(Records contained in a dataset)
**********
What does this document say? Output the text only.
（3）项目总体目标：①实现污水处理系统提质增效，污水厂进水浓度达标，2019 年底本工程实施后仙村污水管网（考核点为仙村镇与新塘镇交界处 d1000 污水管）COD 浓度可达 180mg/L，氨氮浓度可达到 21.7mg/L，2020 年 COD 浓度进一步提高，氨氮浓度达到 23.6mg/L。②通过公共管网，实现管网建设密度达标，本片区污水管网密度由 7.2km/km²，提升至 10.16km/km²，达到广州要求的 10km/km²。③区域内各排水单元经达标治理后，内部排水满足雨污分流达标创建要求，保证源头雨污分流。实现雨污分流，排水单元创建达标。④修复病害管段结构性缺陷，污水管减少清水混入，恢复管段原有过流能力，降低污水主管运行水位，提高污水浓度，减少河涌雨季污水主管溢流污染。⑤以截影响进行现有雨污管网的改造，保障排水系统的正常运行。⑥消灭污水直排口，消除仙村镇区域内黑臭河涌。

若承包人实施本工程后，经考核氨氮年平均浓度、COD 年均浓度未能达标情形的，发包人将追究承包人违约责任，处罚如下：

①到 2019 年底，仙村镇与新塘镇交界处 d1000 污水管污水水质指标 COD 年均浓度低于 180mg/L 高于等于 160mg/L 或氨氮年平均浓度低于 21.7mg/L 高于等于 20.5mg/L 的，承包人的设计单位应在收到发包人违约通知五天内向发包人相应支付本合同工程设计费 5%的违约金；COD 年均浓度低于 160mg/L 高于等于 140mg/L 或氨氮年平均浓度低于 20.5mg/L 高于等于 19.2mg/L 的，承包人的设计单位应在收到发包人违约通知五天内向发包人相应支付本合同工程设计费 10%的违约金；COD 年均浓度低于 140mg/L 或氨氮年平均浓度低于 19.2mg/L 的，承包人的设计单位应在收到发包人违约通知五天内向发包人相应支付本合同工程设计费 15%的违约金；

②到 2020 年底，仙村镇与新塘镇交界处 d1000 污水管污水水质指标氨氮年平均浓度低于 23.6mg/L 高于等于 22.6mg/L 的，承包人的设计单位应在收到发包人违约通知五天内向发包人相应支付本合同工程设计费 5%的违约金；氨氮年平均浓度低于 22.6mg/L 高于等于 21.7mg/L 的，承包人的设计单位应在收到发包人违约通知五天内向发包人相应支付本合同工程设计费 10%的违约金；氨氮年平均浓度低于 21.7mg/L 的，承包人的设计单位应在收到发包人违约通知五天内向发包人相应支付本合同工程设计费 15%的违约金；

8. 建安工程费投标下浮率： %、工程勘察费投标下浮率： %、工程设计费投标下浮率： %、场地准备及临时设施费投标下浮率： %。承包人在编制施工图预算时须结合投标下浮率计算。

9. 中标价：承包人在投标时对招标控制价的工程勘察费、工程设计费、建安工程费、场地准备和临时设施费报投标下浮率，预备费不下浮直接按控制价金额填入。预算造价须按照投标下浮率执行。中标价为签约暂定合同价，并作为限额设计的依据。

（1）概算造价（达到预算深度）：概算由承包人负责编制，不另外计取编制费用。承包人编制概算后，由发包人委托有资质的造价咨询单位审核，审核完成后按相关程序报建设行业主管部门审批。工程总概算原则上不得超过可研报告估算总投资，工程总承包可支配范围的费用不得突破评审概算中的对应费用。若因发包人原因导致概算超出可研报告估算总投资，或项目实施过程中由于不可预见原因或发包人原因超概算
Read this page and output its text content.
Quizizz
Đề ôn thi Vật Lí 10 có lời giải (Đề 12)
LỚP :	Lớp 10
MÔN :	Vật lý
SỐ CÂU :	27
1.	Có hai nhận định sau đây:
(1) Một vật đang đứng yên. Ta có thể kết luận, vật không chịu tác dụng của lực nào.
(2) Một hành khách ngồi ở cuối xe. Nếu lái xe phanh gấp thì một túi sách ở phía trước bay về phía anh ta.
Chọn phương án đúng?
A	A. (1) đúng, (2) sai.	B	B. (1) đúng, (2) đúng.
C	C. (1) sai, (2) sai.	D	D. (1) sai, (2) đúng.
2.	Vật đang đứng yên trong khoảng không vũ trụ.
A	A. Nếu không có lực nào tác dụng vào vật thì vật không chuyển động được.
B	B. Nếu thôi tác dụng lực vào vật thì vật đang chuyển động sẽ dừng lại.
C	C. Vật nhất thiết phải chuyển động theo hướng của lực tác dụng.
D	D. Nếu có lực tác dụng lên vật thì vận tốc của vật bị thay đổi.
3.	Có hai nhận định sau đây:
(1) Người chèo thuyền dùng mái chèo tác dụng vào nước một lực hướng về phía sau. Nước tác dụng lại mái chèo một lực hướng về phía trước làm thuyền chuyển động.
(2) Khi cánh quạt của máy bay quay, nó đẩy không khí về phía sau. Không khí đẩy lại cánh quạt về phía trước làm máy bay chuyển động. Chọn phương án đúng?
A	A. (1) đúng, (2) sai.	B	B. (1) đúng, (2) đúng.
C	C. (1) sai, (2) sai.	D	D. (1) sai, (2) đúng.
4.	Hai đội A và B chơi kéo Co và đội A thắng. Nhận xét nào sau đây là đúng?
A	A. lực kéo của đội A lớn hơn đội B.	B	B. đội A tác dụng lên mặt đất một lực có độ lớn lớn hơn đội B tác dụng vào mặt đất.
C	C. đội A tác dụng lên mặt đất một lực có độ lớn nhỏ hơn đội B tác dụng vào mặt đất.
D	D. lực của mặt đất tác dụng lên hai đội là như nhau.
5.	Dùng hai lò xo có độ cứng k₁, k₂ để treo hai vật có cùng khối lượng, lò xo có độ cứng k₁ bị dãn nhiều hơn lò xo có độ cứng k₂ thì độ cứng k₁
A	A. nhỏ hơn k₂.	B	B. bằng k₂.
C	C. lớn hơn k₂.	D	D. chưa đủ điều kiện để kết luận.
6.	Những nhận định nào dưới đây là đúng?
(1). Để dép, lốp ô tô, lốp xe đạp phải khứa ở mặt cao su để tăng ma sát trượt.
**********
Aim of the exercise: Reproduce the listing shown above in its entirety, exactly.

Answer to the exercise:
What does this document say? Output the text only.
（3）项目总体目标：①实现污水处理系统提质增效，污水厂进水浓度达标，2019 年底本工程实施后仙村污水管网（考核点为仙村镇与新塘镇交界处 d1000 污水管）COD 浓度可达 180mg/L，氨氮浓度可达到 21.7mg/L，2020 年 COD 浓度进一步提高，氨氮浓度达到 23.6mg/L。②通过公共管网，实现管网建设密度达标，本片区污水管网密度由 7.2km/km²，提升至 10.16km/km²，达到广州要求的 10km/km²。③区域内各排水单元经达标治理后，内部排水满足雨污分流达标创建要求，保证源头雨污分流。实现雨污分流，排水单元创建达标。④修复病害管段结构性缺陷，污水管减少清水混入，恢复管段原有过流能力，降低污水主管运行水位，提高污水浓度，减少河涌雨季污水主管溢流污染。⑤以截影响进行现有雨污管网的改造，保障排水系统的正常运行。⑥消灭污水直排口，消除仙村镇区域内黑臭河涌。

若承包人实施本工程后，经考核氨氮年平均浓度、COD 年均浓度未能达标情形的，发包人将追究承包人违约责任，处罚如下：

①到 2019 年底，仙村镇与新塘镇交界处 d1000 污水管污水水质指标 COD 年均浓度低于 180mg/L 高于等于 160mg/L 或氨氮年平均浓度低于 21.7mg/L 高于等于 20.5mg/L 的，承包人的设计单位应在收到发包人违约通知五天内向发包人相应支付本合同工程设计费 5%的违约金；COD 年均浓度低于 160mg/L 高于等于 140mg/L 或氨氮年平均浓度低于 20.5mg/L 高于等于 19.2mg/L 的，承包人的设计单位应在收到发包人违约通知五天内向发包人相应支付本合同工程设计费 10%的违约金；COD 年均浓度低于 140mg/L 或氨氮年平均浓度低于 19.2mg/L 的，承包人的设计单位应在收到发包人违约通知五天内向发包人相应支付本合同工程设计费 15%的违约金；

②到 2020 年底，仙村镇与新塘镇交界处 d1000 污水管污水水质指标氨氮年平均浓度低于 23.6mg/L 高于等于 22.6mg/L 的，承包人的设计单位应在收到发包人违约通知五天内向发包人相应支付本合同工程设计费 5%的违约金；氨氮年平均浓度低于 22.6mg/L 高于等于 21.7mg/L 的，承包人的设计单位应在收到发包人违约通知五天内向发包人相应支付本合同工程设计费 10%的违约金；氨氮年平均浓度低于 21.7mg/L 的，承包人的设计单位应在收到发包人违约通知五天内向发包人相应支付本合同工程设计费 15%的违约金；

8. 建安工程费投标下浮率： %、工程勘察费投标下浮率： %、工程设计费投标下浮率： %、场地准备及临时设施费投标下浮率： %。承包人在编制施工图预算时须结合投标下浮率计算。

9. 中标价：承包人在投标时对招标控制价的工程勘察费、工程设计费、建安工程费、场地准备和临时设施费报投标下浮率，预备费不下浮直接按控制价金额填入。预算造价须按照投标下浮率执行。中标价为签约暂定合同价，并作为限额设计的依据。

（1）概算造价（达到预算深度）：概算由承包人负责编制，不另外计取编制费用。承包人编制概算后，由发包人委托有资质的造价咨询单位审核，审核完成后按相关程序报建设行业主管部门审批。工程总概算原则上不得超过可研报告估算总投资，工程总承包可支配范围的费用不得突破评审概算中的对应费用。若因发包人原因导致概算超出可研报告估算总投资，或项目实施过程中由于不可预见原因或发包人原因超概算
Read this page and output its text content.
Quizizz
Đề ôn thi Vật Lí 10 có lời giải (Đề 12)
LỚP :	Lớp 10
MÔN :	Vật lý
SỐ CÂU :	27
1.	Có hai nhận định sau đây:
(1) Một vật đang đứng yên. Ta có thể kết luận, vật không chịu tác dụng của lực nào.
(2) Một hành khách ngồi ở cuối xe. Nếu lái xe phanh gấp thì một túi sách ở phía trước bay về phía anh ta.
Chọn phương án đúng?
A	A. (1) đúng, (2) sai.	B	B. (1) đúng, (2) đúng.
C	C. (1) sai, (2) sai.	D	D. (1) sai, (2) đúng.
2.	Vật đang đứng yên trong khoảng không vũ trụ.
A	A. Nếu không có lực nào tác dụng vào vật thì vật không chuyển động được.
B	B. Nếu thôi tác dụng lực vào vật thì vật đang chuyển động sẽ dừng lại.
C	C. Vật nhất thiết phải chuyển động theo hướng của lực tác dụng.
D	D. Nếu có lực tác dụng lên vật thì vận tốc của vật bị thay đổi.
3.	Có hai nhận định sau đây:
(1) Người chèo thuyền dùng mái chèo tác dụng vào nước một lực hướng về phía sau. Nước tác dụng lại mái chèo một lực hướng về phía trước làm thuyền chuyển động.
(2) Khi cánh quạt của máy bay quay, nó đẩy không khí về phía sau. Không khí đẩy lại cánh quạt về phía trước làm máy bay chuyển động. Chọn phương án đúng?
A	A. (1) đúng, (2) sai.	B	B. (1) đúng, (2) đúng.
C	C. (1) sai, (2) sai.	D	D. (1) sai, (2) đúng.
4.	Hai đội A và B chơi kéo Co và đội A thắng. Nhận xét nào sau đây là đúng?
A	A. lực kéo của đội A lớn hơn đội B.	B	B. đội A tác dụng lên mặt đất một lực có độ lớn lớn hơn đội B tác dụng vào mặt đất.
C	C. đội A tác dụng lên mặt đất một lực có độ lớn nhỏ hơn đội B tác dụng vào mặt đất.
D	D. lực của mặt đất tác dụng lên hai đội là như nhau.
5.	Dùng hai lò xo có độ cứng k₁, k₂ để treo hai vật có cùng khối lượng, lò xo có độ cứng k₁ bị dãn nhiều hơn lò xo có độ cứng k₂ thì độ cứng k₁
A	A. nhỏ hơn k₂.	B	B. bằng k₂.
C	C. lớn hơn k₂.	D	D. chưa đủ điều kiện để kết luận.
6.	Những nhận định nào dưới đây là đúng?
(1). Để dép, lốp ô tô, lốp xe đạp phải khứa ở mặt cao su để tăng ma sát trượt.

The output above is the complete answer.